Problem. Copy each line of the material below that includes the string "here".

Extracted information.
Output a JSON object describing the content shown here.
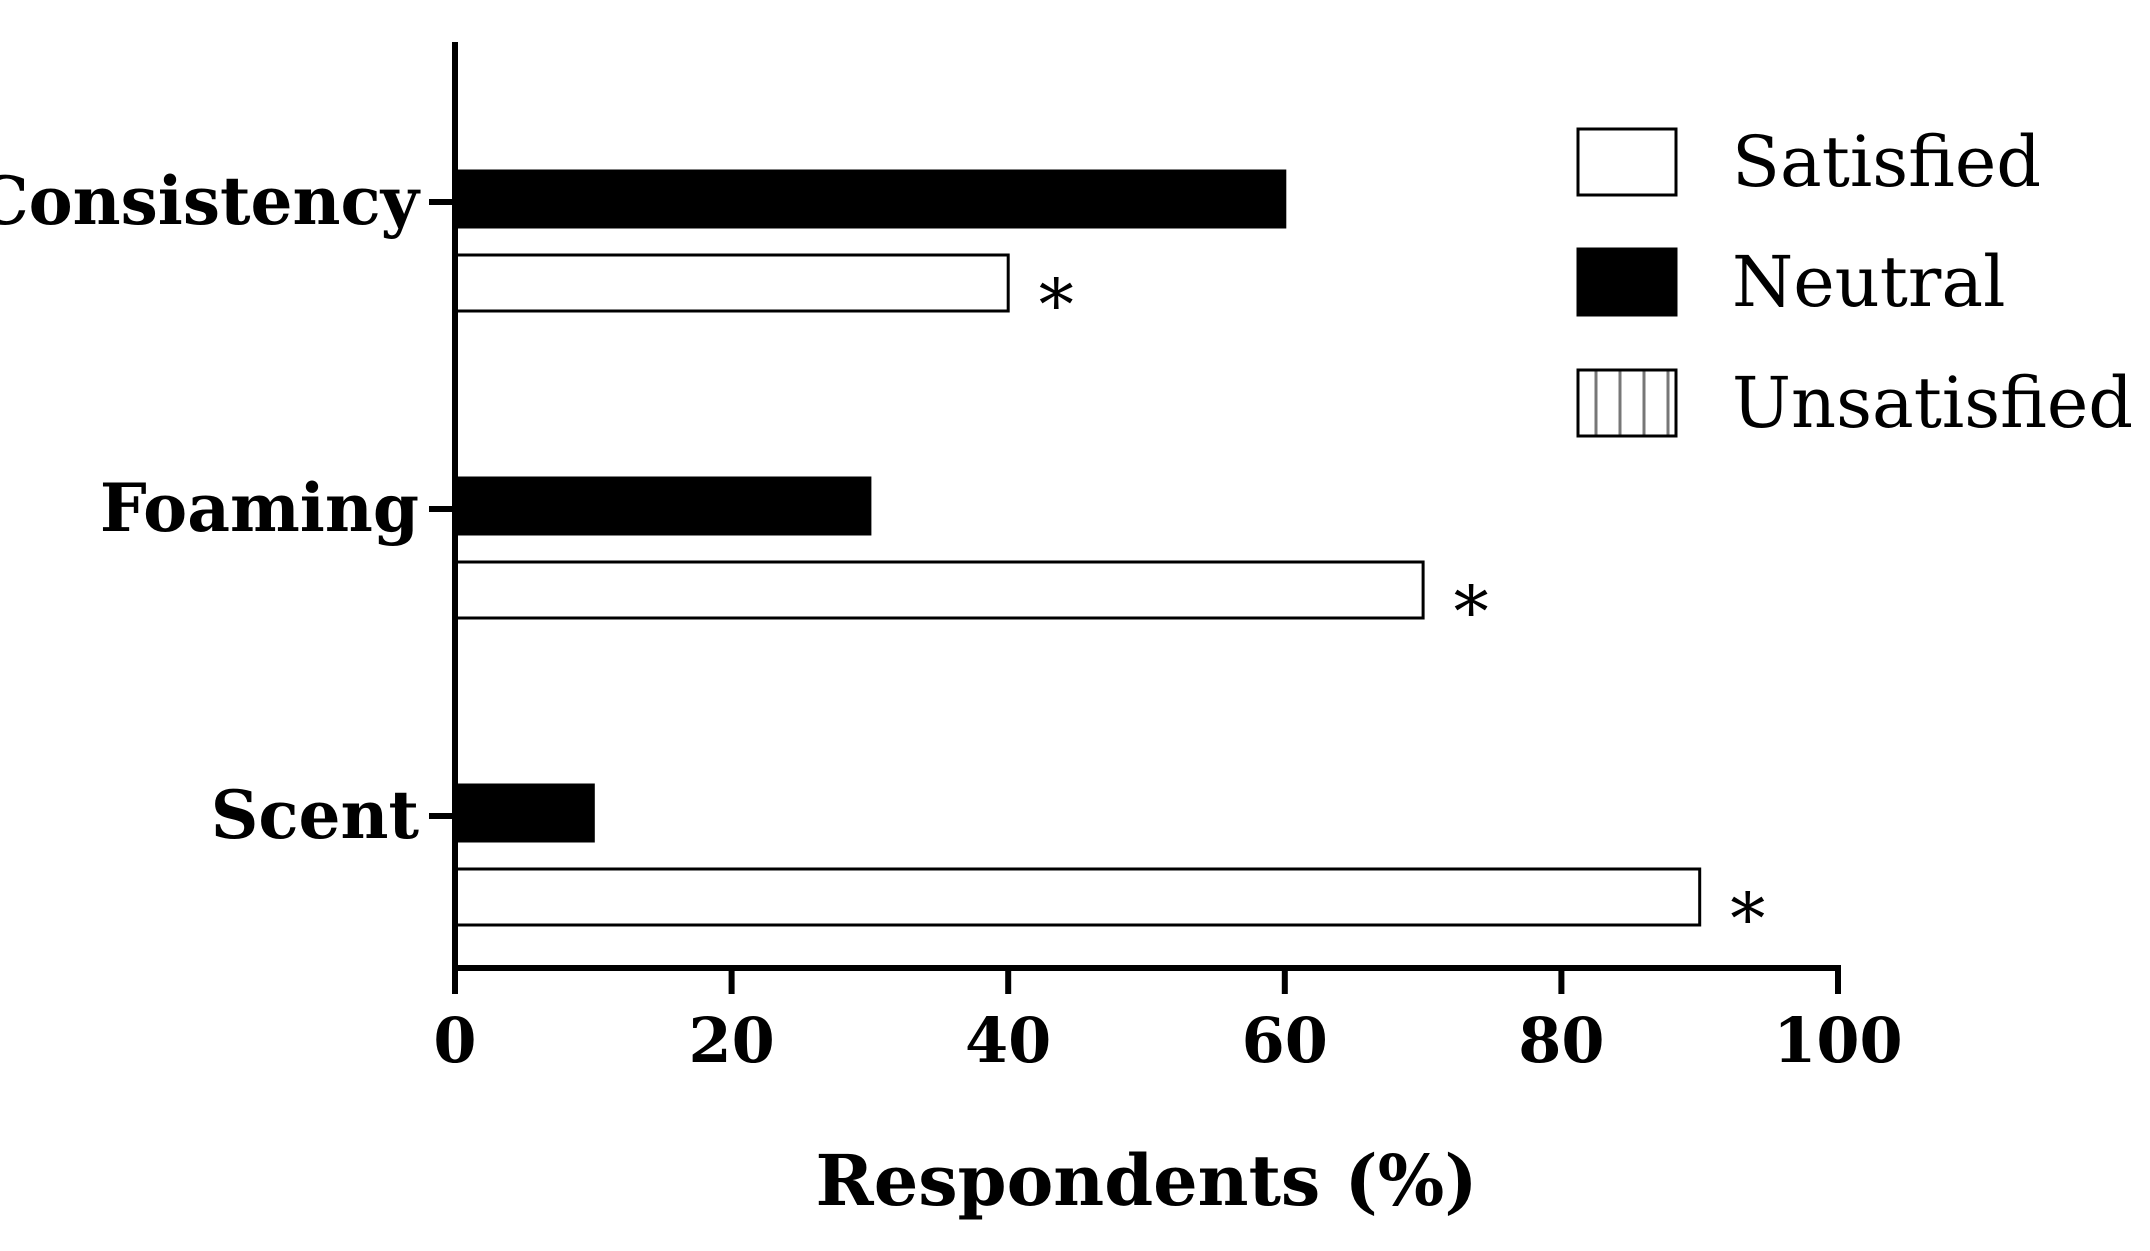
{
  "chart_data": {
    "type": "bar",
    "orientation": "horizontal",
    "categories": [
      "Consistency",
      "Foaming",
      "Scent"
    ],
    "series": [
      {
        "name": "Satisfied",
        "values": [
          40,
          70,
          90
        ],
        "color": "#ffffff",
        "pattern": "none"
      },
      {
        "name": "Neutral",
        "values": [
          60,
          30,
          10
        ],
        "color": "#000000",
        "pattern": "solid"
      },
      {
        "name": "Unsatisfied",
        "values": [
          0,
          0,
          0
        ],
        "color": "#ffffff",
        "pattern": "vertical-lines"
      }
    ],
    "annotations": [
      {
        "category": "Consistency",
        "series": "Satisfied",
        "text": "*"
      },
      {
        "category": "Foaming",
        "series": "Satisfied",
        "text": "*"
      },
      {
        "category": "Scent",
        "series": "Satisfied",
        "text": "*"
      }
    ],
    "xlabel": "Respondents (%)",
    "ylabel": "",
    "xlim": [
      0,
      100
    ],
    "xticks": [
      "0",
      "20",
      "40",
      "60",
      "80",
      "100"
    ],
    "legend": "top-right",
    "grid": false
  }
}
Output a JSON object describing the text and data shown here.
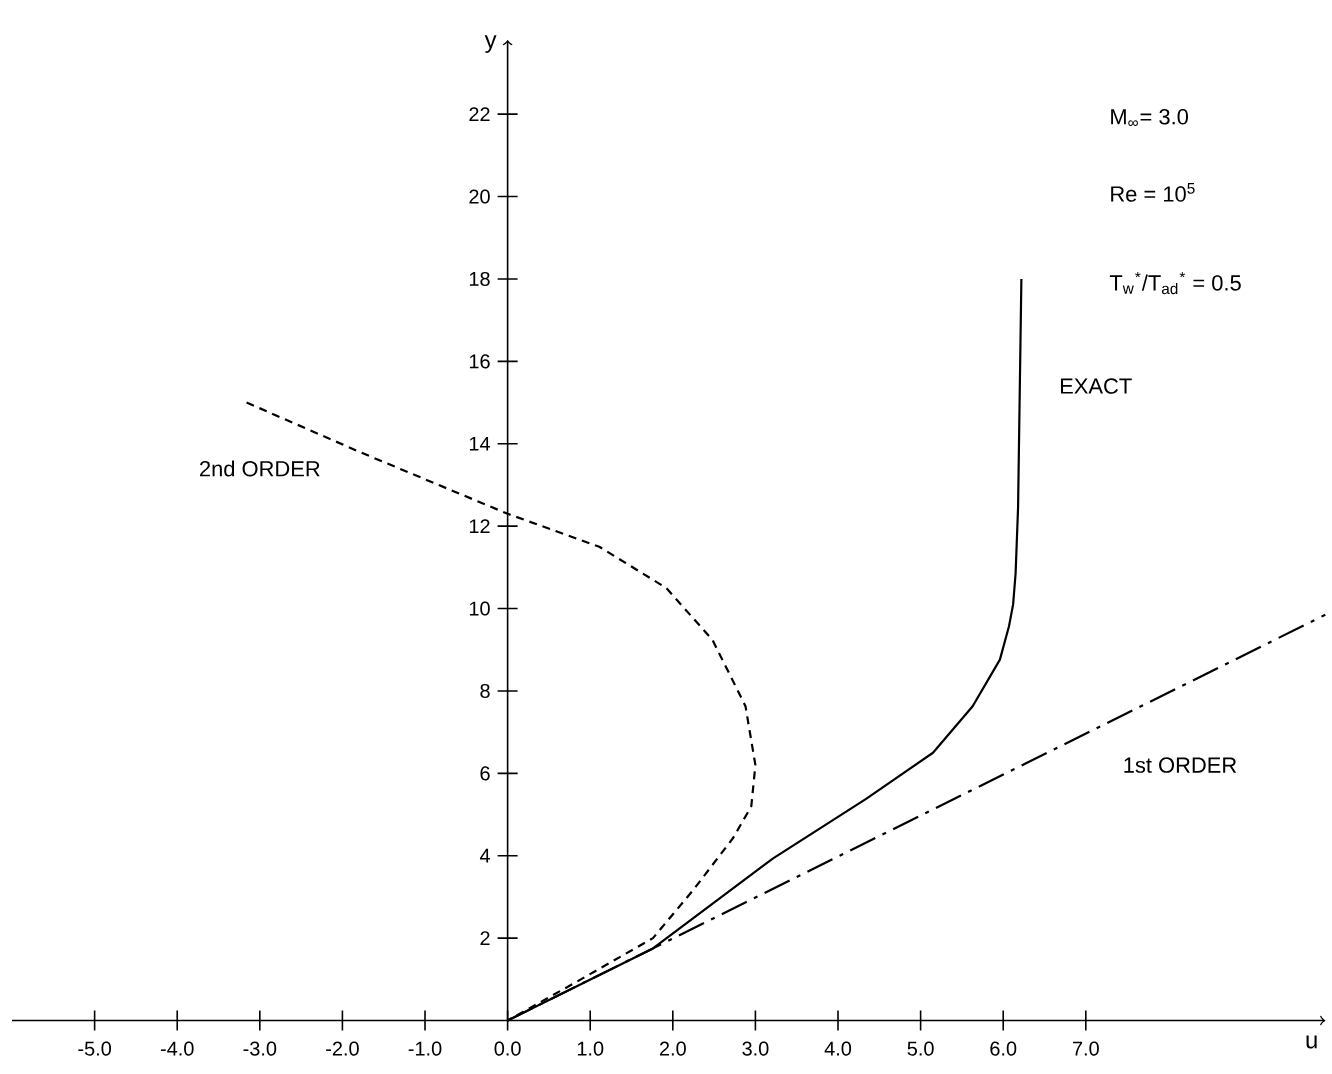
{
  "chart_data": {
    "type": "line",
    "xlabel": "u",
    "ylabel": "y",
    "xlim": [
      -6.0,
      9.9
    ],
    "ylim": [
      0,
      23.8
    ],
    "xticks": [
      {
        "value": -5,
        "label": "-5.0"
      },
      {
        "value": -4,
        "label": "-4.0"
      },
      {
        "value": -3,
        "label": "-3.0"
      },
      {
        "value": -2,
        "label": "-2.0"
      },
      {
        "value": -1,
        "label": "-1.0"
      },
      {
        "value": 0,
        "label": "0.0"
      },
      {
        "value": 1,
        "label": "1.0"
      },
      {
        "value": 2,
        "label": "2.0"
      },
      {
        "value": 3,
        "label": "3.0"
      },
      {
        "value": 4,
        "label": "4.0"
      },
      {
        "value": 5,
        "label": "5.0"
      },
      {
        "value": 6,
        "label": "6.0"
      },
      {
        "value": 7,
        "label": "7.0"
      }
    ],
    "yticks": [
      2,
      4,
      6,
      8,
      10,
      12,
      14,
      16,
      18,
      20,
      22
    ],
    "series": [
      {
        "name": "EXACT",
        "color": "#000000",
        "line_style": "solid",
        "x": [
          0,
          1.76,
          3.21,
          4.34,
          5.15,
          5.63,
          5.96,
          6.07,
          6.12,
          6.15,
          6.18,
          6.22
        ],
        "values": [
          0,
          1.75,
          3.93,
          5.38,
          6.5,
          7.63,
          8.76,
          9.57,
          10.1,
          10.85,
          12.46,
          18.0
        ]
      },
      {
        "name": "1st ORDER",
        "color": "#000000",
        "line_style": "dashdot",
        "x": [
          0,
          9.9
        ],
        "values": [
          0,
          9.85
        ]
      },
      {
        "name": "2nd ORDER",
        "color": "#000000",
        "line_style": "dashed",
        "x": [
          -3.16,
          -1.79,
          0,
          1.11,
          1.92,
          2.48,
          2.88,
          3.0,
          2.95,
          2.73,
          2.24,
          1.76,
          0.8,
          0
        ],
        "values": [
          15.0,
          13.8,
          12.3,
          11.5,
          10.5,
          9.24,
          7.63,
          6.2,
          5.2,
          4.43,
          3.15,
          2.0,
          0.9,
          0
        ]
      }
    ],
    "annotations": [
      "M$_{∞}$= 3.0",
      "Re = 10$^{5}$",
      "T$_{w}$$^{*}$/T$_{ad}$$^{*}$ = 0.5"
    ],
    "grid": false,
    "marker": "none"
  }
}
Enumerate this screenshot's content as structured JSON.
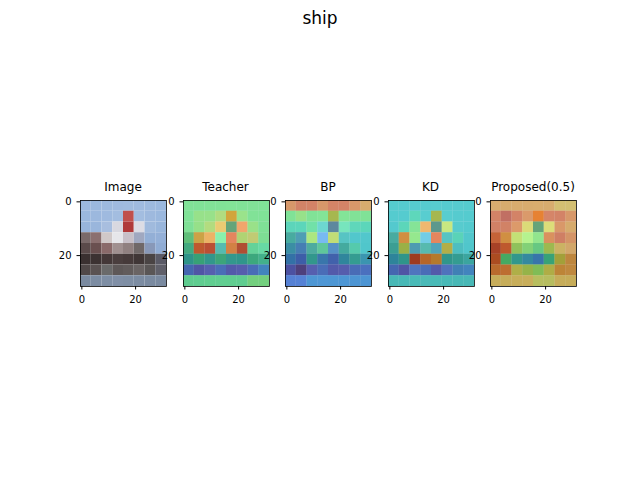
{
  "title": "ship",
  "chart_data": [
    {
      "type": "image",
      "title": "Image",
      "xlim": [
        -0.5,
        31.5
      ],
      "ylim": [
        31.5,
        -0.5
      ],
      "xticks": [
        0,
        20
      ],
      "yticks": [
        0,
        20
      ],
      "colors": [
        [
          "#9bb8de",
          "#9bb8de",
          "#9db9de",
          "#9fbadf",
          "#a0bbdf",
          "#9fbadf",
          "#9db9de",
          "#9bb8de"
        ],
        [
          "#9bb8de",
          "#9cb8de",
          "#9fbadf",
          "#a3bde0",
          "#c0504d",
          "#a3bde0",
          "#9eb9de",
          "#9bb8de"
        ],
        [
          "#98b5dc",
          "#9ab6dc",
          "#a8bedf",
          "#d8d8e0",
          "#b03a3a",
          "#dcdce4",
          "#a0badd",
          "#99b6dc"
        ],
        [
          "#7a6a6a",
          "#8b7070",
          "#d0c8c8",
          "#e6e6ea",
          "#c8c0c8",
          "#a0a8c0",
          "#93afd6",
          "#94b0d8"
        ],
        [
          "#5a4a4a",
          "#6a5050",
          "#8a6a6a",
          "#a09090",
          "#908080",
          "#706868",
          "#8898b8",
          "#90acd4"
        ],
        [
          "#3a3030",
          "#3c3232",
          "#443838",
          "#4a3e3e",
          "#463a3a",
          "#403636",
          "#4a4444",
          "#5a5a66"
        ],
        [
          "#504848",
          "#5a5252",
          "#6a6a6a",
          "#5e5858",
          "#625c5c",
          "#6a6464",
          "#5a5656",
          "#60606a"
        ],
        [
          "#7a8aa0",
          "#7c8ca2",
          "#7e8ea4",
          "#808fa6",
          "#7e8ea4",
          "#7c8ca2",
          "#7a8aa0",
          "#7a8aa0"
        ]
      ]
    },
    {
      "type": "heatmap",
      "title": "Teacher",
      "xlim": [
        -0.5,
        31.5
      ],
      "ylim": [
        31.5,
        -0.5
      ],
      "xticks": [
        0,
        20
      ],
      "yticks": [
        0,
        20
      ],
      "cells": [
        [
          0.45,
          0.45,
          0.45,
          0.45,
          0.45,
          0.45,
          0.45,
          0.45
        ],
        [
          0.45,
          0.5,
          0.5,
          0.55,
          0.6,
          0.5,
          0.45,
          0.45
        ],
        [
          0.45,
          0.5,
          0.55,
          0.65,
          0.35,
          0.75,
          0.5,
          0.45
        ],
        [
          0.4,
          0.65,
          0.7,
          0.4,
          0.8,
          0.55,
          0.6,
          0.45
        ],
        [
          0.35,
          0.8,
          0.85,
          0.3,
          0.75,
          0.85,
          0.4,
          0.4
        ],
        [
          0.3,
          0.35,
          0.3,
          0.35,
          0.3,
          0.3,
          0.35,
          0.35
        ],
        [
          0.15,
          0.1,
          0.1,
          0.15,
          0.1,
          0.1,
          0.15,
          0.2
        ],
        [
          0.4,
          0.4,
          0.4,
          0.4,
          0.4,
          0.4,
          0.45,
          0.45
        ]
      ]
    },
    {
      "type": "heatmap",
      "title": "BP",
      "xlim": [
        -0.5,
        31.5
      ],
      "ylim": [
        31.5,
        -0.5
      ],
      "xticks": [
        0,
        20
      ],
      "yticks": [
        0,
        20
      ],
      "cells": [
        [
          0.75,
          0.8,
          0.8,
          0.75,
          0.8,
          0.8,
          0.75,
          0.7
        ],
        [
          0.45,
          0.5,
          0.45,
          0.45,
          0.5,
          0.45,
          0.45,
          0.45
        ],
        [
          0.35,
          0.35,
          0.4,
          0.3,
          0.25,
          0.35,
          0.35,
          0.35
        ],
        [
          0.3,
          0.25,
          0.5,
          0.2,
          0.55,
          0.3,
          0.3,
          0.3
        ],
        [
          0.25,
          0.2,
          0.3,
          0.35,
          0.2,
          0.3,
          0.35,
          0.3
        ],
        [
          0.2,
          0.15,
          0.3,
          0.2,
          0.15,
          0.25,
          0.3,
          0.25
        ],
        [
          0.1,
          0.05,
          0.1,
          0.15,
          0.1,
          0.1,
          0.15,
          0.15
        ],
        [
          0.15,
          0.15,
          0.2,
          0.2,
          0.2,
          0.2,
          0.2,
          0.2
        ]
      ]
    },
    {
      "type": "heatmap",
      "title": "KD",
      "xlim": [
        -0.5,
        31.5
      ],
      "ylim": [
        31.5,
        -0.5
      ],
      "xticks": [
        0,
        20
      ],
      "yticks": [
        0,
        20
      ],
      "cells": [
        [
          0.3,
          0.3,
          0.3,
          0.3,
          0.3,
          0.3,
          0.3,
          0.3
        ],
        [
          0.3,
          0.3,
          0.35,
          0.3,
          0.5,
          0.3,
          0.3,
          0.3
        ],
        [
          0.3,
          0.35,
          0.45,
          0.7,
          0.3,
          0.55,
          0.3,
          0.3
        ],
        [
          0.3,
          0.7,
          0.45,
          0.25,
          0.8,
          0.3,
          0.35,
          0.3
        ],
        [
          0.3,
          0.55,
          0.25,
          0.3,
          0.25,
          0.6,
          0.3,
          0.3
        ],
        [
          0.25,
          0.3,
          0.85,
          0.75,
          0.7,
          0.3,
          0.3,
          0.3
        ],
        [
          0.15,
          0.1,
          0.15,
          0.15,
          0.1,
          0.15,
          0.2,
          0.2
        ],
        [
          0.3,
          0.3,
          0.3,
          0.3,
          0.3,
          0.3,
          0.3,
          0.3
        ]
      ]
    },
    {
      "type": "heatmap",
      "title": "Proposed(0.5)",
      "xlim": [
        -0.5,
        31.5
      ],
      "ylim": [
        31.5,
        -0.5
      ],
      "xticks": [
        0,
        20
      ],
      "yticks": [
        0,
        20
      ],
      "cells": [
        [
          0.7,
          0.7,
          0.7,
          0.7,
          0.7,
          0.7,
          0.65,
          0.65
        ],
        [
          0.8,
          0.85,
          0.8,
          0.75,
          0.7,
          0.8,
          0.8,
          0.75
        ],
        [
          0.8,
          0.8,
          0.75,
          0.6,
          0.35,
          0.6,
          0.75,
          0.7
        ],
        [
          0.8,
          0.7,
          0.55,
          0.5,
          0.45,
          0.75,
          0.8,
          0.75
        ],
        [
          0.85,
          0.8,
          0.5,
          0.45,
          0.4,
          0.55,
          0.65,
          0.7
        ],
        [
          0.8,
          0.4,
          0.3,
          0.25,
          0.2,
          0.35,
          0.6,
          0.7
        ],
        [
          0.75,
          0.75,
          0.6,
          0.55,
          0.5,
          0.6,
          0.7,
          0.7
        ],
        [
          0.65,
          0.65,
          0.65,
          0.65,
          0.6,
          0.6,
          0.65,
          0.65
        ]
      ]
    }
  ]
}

Exercise answer.
Output a JSON object describing the content shown here.
Output a JSON object describing the text and data shown here.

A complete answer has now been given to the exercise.